◆ **Task directions**:
In the listing below, pick out lines with "label".
────────────────────
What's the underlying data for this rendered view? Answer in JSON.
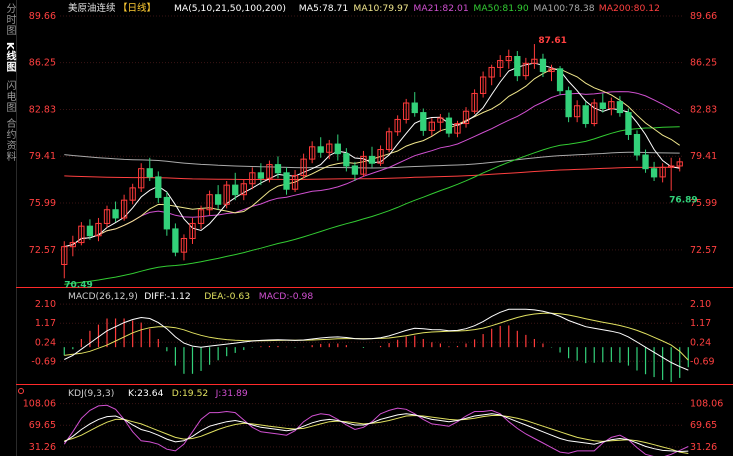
{
  "sidebar": {
    "tabs": [
      {
        "label": "分时图",
        "active": false
      },
      {
        "label": "K线图",
        "active": true
      },
      {
        "label": "闪电图",
        "active": false
      },
      {
        "label": "合约资料",
        "active": false
      }
    ]
  },
  "colors": {
    "up": "#ff3b3b",
    "down": "#33d17a",
    "ma5": "#ffffff",
    "ma10": "#f0e68c",
    "ma21": "#d050d0",
    "ma50": "#33cc33",
    "ma100": "#aaaaaa",
    "ma200": "#ff4040",
    "diff": "#ffffff",
    "dea": "#e0e060",
    "macd_line": "#d050d0",
    "k": "#ffffff",
    "d": "#e0e060",
    "j": "#d050d0",
    "price_axis": "#ff4040",
    "grid": "#3a1515",
    "separator": "#ff2a2a"
  },
  "chart_data": [
    {
      "type": "candlestick",
      "title": "美原油连续",
      "period": "【日线】",
      "legend": [
        {
          "text": "MA(5,10,21,50,100,200)",
          "color": "#ffffff"
        },
        {
          "text": "MA5:78.71",
          "color": "#ffffff"
        },
        {
          "text": "MA10:79.97",
          "color": "#f0e68c"
        },
        {
          "text": "MA21:82.01",
          "color": "#d050d0"
        },
        {
          "text": "MA50:81.90",
          "color": "#33cc33"
        },
        {
          "text": "MA100:78.38",
          "color": "#aaaaaa"
        },
        {
          "text": "MA200:80.12",
          "color": "#ff4040"
        }
      ],
      "yticks": [
        "89.66",
        "86.25",
        "82.83",
        "79.41",
        "75.99",
        "72.57"
      ],
      "ylim": [
        70.0,
        89.66
      ],
      "annotations": {
        "high": "87.61",
        "low_left": "70.49",
        "low_right": "76.89"
      },
      "candles": [
        [
          71.5,
          73.2,
          70.49,
          72.8
        ],
        [
          72.8,
          73.6,
          72.1,
          73.1
        ],
        [
          73.1,
          74.6,
          72.9,
          74.3
        ],
        [
          74.3,
          74.8,
          73.3,
          73.6
        ],
        [
          73.6,
          74.9,
          73.2,
          74.5
        ],
        [
          74.5,
          75.8,
          74.2,
          75.5
        ],
        [
          75.5,
          76.1,
          74.6,
          74.9
        ],
        [
          74.9,
          76.6,
          74.7,
          76.2
        ],
        [
          76.2,
          77.4,
          75.9,
          77.1
        ],
        [
          77.1,
          78.9,
          76.8,
          78.5
        ],
        [
          78.5,
          79.3,
          77.6,
          77.9
        ],
        [
          77.9,
          78.3,
          76.0,
          76.4
        ],
        [
          76.4,
          76.8,
          73.6,
          74.1
        ],
        [
          74.1,
          74.5,
          72.1,
          72.4
        ],
        [
          72.4,
          73.7,
          71.8,
          73.4
        ],
        [
          73.4,
          74.9,
          73.0,
          74.5
        ],
        [
          74.5,
          75.8,
          74.1,
          75.5
        ],
        [
          75.5,
          76.9,
          75.1,
          76.6
        ],
        [
          76.6,
          77.3,
          75.5,
          75.9
        ],
        [
          75.9,
          77.6,
          75.6,
          77.3
        ],
        [
          77.3,
          78.2,
          76.2,
          76.6
        ],
        [
          76.6,
          77.7,
          76.2,
          77.4
        ],
        [
          77.4,
          78.6,
          77.0,
          78.2
        ],
        [
          78.2,
          78.9,
          77.3,
          77.8
        ],
        [
          77.8,
          79.1,
          77.5,
          78.8
        ],
        [
          78.8,
          79.4,
          77.8,
          78.2
        ],
        [
          78.2,
          78.6,
          76.6,
          77.0
        ],
        [
          77.0,
          78.4,
          76.8,
          78.0
        ],
        [
          78.0,
          79.6,
          77.8,
          79.2
        ],
        [
          79.2,
          80.5,
          78.9,
          80.1
        ],
        [
          80.1,
          80.8,
          79.3,
          79.7
        ],
        [
          79.7,
          80.6,
          79.2,
          80.3
        ],
        [
          80.3,
          81.0,
          79.1,
          79.6
        ],
        [
          79.6,
          80.0,
          78.3,
          78.7
        ],
        [
          78.7,
          79.0,
          77.6,
          78.1
        ],
        [
          78.1,
          79.8,
          77.9,
          79.4
        ],
        [
          79.4,
          80.1,
          78.6,
          78.9
        ],
        [
          78.9,
          80.2,
          78.7,
          79.9
        ],
        [
          79.9,
          81.5,
          79.7,
          81.2
        ],
        [
          81.2,
          82.4,
          80.9,
          82.1
        ],
        [
          82.1,
          83.6,
          81.8,
          83.3
        ],
        [
          83.3,
          84.1,
          82.3,
          82.6
        ],
        [
          82.6,
          82.9,
          80.9,
          81.3
        ],
        [
          81.3,
          82.2,
          80.9,
          81.9
        ],
        [
          81.9,
          82.5,
          81.2,
          82.2
        ],
        [
          82.2,
          82.6,
          80.8,
          81.1
        ],
        [
          81.1,
          82.0,
          80.8,
          81.8
        ],
        [
          81.8,
          83.0,
          81.5,
          82.7
        ],
        [
          82.7,
          84.3,
          82.5,
          84.0
        ],
        [
          84.0,
          85.6,
          83.7,
          85.2
        ],
        [
          85.2,
          86.1,
          84.6,
          85.9
        ],
        [
          85.9,
          86.8,
          85.2,
          86.4
        ],
        [
          86.4,
          87.2,
          85.8,
          86.7
        ],
        [
          86.7,
          87.1,
          84.9,
          85.3
        ],
        [
          85.3,
          86.6,
          85.0,
          86.2
        ],
        [
          86.2,
          87.61,
          85.8,
          86.5
        ],
        [
          86.5,
          86.9,
          85.2,
          85.6
        ],
        [
          85.6,
          86.1,
          84.9,
          85.8
        ],
        [
          85.8,
          86.0,
          83.9,
          84.2
        ],
        [
          84.2,
          84.5,
          81.9,
          82.3
        ],
        [
          82.3,
          83.5,
          81.9,
          83.1
        ],
        [
          83.1,
          83.4,
          81.5,
          81.8
        ],
        [
          81.8,
          83.6,
          81.6,
          83.3
        ],
        [
          83.3,
          84.0,
          82.6,
          82.9
        ],
        [
          82.9,
          83.7,
          82.4,
          83.4
        ],
        [
          83.4,
          83.8,
          82.3,
          82.6
        ],
        [
          82.6,
          82.9,
          80.6,
          81.0
        ],
        [
          81.0,
          81.3,
          79.1,
          79.5
        ],
        [
          79.5,
          79.9,
          78.2,
          78.5
        ],
        [
          78.5,
          79.0,
          77.6,
          77.9
        ],
        [
          77.9,
          78.9,
          77.5,
          78.6
        ],
        [
          78.6,
          79.3,
          76.89,
          78.7
        ],
        [
          78.7,
          79.3,
          78.3,
          79.0
        ]
      ]
    },
    {
      "type": "macd",
      "legend": [
        {
          "text": "MACD(26,12,9)",
          "color": "#cccccc"
        },
        {
          "text": "DIFF:-1.12",
          "color": "#ffffff"
        },
        {
          "text": "DEA:-0.63",
          "color": "#e0e060"
        },
        {
          "text": "MACD:-0.98",
          "color": "#d050d0"
        }
      ],
      "yticks": [
        "2.10",
        "1.17",
        "0.24",
        "-0.69"
      ],
      "ylim": [
        -1.7,
        2.4
      ],
      "diff": [
        -0.6,
        -0.4,
        -0.1,
        0.2,
        0.5,
        0.8,
        1.0,
        1.2,
        1.35,
        1.45,
        1.4,
        1.2,
        0.9,
        0.5,
        0.2,
        0.05,
        0.0,
        0.05,
        0.1,
        0.15,
        0.2,
        0.25,
        0.3,
        0.33,
        0.35,
        0.36,
        0.35,
        0.33,
        0.35,
        0.4,
        0.45,
        0.48,
        0.5,
        0.47,
        0.42,
        0.4,
        0.42,
        0.46,
        0.55,
        0.68,
        0.82,
        0.92,
        0.9,
        0.86,
        0.85,
        0.8,
        0.82,
        0.9,
        1.05,
        1.25,
        1.5,
        1.7,
        1.85,
        1.85,
        1.85,
        1.82,
        1.75,
        1.65,
        1.5,
        1.3,
        1.15,
        1.0,
        0.92,
        0.85,
        0.78,
        0.68,
        0.5,
        0.25,
        0.0,
        -0.25,
        -0.5,
        -0.75,
        -0.95,
        -1.12
      ],
      "dea": [
        -0.4,
        -0.35,
        -0.3,
        -0.2,
        -0.05,
        0.1,
        0.3,
        0.5,
        0.7,
        0.85,
        0.95,
        1.0,
        1.0,
        0.95,
        0.85,
        0.7,
        0.58,
        0.48,
        0.42,
        0.37,
        0.34,
        0.32,
        0.31,
        0.31,
        0.32,
        0.33,
        0.34,
        0.34,
        0.34,
        0.35,
        0.37,
        0.39,
        0.41,
        0.42,
        0.42,
        0.42,
        0.42,
        0.43,
        0.45,
        0.5,
        0.56,
        0.64,
        0.7,
        0.74,
        0.76,
        0.78,
        0.79,
        0.81,
        0.86,
        0.93,
        1.05,
        1.18,
        1.32,
        1.45,
        1.55,
        1.62,
        1.66,
        1.66,
        1.63,
        1.57,
        1.48,
        1.39,
        1.3,
        1.22,
        1.14,
        1.06,
        0.95,
        0.82,
        0.66,
        0.48,
        0.3,
        0.1,
        -0.2,
        -0.63
      ]
    },
    {
      "type": "kdj",
      "legend": [
        {
          "text": "KDJ(9,3,3)",
          "color": "#cccccc"
        },
        {
          "text": "K:23.64",
          "color": "#ffffff"
        },
        {
          "text": "D:19.52",
          "color": "#e0e060"
        },
        {
          "text": "J:31.89",
          "color": "#d050d0"
        }
      ],
      "yticks": [
        "108.06",
        "69.65",
        "31.26"
      ],
      "ylim": [
        15,
        118
      ],
      "k": [
        40,
        50,
        62,
        72,
        80,
        85,
        86,
        80,
        70,
        62,
        58,
        52,
        45,
        40,
        42,
        50,
        60,
        68,
        72,
        76,
        78,
        75,
        70,
        66,
        64,
        62,
        60,
        62,
        68,
        74,
        78,
        80,
        78,
        74,
        70,
        70,
        74,
        80,
        84,
        88,
        90,
        88,
        84,
        80,
        78,
        76,
        78,
        82,
        86,
        88,
        90,
        88,
        82,
        76,
        70,
        64,
        58,
        52,
        46,
        42,
        40,
        38,
        36,
        40,
        44,
        46,
        44,
        38,
        32,
        28,
        25,
        24,
        23,
        23.64
      ],
      "d": [
        42,
        46,
        52,
        60,
        68,
        75,
        80,
        80,
        76,
        72,
        66,
        60,
        54,
        48,
        45,
        46,
        50,
        56,
        62,
        67,
        71,
        73,
        72,
        70,
        68,
        66,
        64,
        63,
        64,
        68,
        72,
        76,
        77,
        76,
        74,
        72,
        73,
        75,
        78,
        82,
        86,
        87,
        86,
        84,
        82,
        80,
        79,
        80,
        82,
        85,
        87,
        87,
        85,
        82,
        78,
        73,
        68,
        63,
        58,
        53,
        48,
        45,
        42,
        41,
        42,
        43,
        44,
        42,
        39,
        35,
        31,
        27,
        22,
        19.52
      ],
      "j": [
        36,
        58,
        82,
        96,
        104,
        105,
        98,
        80,
        58,
        42,
        40,
        36,
        27,
        24,
        36,
        58,
        80,
        92,
        92,
        94,
        92,
        79,
        66,
        58,
        56,
        54,
        52,
        60,
        76,
        86,
        90,
        88,
        80,
        70,
        62,
        66,
        76,
        90,
        96,
        100,
        98,
        90,
        80,
        72,
        70,
        68,
        76,
        86,
        94,
        94,
        96,
        90,
        76,
        64,
        54,
        46,
        38,
        30,
        22,
        20,
        24,
        24,
        24,
        38,
        48,
        52,
        44,
        30,
        18,
        14,
        13,
        18,
        25,
        31.89
      ]
    }
  ]
}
────────────────────
◆ **Answer to the task**:
        "label": "分时图",
        "label": "K线图",
        "label": "闪电图",
        "label": "合约资料",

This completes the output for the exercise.